Step chart showing cumulative incidence of MACE within the three-month follow-up period. The dapagliflozin group (red) and control group (blue) are compared. Both lines increase over time, with the control group showing a slightly higher endpoint.

The Kaplan–Meier survival curves for the dapagliflozin group and the control group. MACE, major adverse cardiovascular events.

In the CIAKI patients group, there were one case of recurrent acute myocardial infarction, one case of repeat revascularization, one case of stroke, three cases of acute heart failure, and one case of malignant arrhythmias. In the non-CIAKI patients group, there were three cases of recurrent acute myocardial infarction, seven cases of repeat revascularization, nine cases of acute heart failure, two cases of stroke, and four cases of malignant arrhythmias. The Log-rank test revealed that the incidence of MACE was higher in the CIAKI group compared to the non-CIAKI group (Log-rank χ2 = 5.724, p = 0.017), as shown in Figure 3.

Figure 3

Line graph depicting cumulative incidence of major adverse cardiovascular events (MACE) within the three-month follow-up period. The red line represents CIAKI patients, rising to about 22%, while the blue line for non-CIAKI patients rises to about 12%.

The Kaplan–Meier survival curves for CIAKI and non-CIAKI. MACE, major adverse cardiovascular events; CIAKI, contrast-induced acute kidney injury.

3.8 Multivariate Cox regression analysis

A multivariate Cox regression analysis was performed with the occurrence of MACE as the dependent variable and potential influencing factors, including age, LVEF, baseline eGFR, anemia, NT-ProBNP, CIAKI, and short-term dapagliflozin administration as independent variables. The analysis showed that CIAKI significantly affected the short-term prognosis after PCI in patients with T2DM and renal insufficiency (HR = 3.025, 95% CI: 1.246–7.343, p = 0.014). However, dapagliflozin did not significantly improve the short-term prognosis in these patients after PCI (HR = 1.024, 95% CI: 0.967–1.084, p = 0.415), as shown in Table 7.

● **Supplied records**:
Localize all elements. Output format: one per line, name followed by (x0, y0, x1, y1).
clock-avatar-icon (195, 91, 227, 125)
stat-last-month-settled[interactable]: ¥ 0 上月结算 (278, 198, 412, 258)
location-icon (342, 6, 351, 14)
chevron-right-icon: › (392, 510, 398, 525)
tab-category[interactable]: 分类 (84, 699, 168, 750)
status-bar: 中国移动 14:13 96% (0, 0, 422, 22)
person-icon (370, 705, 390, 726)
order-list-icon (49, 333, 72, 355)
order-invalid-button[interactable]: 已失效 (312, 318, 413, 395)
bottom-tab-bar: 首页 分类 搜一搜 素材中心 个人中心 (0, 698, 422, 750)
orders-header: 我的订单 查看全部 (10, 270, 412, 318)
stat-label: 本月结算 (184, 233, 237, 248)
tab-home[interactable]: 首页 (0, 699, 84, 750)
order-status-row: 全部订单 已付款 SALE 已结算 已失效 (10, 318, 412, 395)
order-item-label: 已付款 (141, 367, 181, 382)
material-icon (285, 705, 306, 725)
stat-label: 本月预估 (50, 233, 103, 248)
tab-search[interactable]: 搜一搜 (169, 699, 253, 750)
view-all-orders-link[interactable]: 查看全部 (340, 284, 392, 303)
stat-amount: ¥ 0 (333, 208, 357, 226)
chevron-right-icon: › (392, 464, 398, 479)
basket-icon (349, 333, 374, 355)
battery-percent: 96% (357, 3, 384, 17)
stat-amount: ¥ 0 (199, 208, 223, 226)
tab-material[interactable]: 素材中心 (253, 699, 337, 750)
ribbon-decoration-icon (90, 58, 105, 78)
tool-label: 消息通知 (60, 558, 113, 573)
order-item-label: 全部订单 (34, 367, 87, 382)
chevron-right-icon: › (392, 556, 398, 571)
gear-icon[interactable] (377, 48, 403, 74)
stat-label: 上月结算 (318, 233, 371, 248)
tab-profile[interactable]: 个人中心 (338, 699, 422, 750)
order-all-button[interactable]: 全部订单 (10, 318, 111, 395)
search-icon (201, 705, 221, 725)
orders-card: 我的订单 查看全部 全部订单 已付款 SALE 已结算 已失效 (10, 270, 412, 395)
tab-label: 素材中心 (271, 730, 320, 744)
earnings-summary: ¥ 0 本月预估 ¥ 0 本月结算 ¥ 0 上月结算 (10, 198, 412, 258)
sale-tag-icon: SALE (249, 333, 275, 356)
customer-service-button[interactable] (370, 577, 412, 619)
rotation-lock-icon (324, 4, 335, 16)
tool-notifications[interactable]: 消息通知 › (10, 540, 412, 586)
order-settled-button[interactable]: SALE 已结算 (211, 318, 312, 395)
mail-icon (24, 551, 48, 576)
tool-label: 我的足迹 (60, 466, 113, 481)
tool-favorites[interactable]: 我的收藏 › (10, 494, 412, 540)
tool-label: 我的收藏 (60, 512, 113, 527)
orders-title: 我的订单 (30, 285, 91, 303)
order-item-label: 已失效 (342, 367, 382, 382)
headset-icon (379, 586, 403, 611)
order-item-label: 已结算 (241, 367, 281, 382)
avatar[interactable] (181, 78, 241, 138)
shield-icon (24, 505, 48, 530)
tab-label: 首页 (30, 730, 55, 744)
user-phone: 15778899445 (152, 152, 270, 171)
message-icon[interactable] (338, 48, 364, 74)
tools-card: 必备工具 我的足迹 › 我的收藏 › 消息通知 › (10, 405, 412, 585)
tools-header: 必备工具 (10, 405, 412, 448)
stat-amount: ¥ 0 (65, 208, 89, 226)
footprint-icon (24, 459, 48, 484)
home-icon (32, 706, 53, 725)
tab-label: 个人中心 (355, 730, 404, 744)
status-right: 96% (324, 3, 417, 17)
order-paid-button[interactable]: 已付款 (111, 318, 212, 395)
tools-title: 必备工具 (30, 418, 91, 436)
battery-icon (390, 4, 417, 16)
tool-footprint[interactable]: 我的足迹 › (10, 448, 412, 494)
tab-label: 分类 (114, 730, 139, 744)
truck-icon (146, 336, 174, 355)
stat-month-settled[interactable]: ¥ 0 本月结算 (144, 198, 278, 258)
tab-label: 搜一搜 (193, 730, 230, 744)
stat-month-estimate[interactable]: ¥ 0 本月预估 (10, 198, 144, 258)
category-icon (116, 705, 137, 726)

● **Required action**:
From the excerpt on dapagliflozin and CIAKI outcomes after PCI, reproduce the passage starting at "Step chart showing" and ending at "adverse cardiovascular events.". Answer from the text alone, not the listing.

● **Solution to the problem**:
Step chart showing cumulative incidence of MACE within the three-month follow-up period. The dapagliflozin group (red) and control group (blue) are compared. Both lines increase over time, with the control group showing a slightly higher endpoint.

The Kaplan–Meier survival curves for the dapagliflozin group and the control group. MACE, major adverse cardiovascular events.